_EXERCISE REQUIREMENTS:_
Gather all lines in the entries that include the word "this".

_EXERCISE INPUTS:_
- - -
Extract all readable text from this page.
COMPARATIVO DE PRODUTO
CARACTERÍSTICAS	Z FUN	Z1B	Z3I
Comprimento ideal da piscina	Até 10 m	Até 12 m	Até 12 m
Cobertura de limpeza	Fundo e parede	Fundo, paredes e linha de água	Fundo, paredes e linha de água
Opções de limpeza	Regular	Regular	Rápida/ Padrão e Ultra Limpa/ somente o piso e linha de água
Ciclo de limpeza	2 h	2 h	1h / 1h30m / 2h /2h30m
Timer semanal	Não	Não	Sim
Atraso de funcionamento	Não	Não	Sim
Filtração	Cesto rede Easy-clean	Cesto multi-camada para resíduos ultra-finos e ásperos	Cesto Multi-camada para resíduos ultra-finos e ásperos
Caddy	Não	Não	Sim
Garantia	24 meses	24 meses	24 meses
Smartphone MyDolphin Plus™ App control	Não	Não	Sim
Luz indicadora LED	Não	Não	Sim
- - -
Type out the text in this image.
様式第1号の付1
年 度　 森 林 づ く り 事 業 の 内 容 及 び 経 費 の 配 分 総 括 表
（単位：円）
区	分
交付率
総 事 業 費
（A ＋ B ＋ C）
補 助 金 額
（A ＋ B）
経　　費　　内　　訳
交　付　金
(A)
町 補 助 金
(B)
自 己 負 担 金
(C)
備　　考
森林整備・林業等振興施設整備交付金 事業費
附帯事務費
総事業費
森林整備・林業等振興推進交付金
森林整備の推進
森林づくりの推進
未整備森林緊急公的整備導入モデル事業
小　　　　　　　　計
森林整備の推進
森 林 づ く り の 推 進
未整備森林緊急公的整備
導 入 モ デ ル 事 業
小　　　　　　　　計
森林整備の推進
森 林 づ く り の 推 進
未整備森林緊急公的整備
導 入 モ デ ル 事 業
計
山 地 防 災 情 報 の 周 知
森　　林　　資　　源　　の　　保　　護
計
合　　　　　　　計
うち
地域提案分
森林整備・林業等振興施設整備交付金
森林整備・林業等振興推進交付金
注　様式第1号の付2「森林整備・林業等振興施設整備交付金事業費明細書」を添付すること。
- - -
_ANSWER BELOW:_
Extract all readable text from this page.
Type out the text in this image.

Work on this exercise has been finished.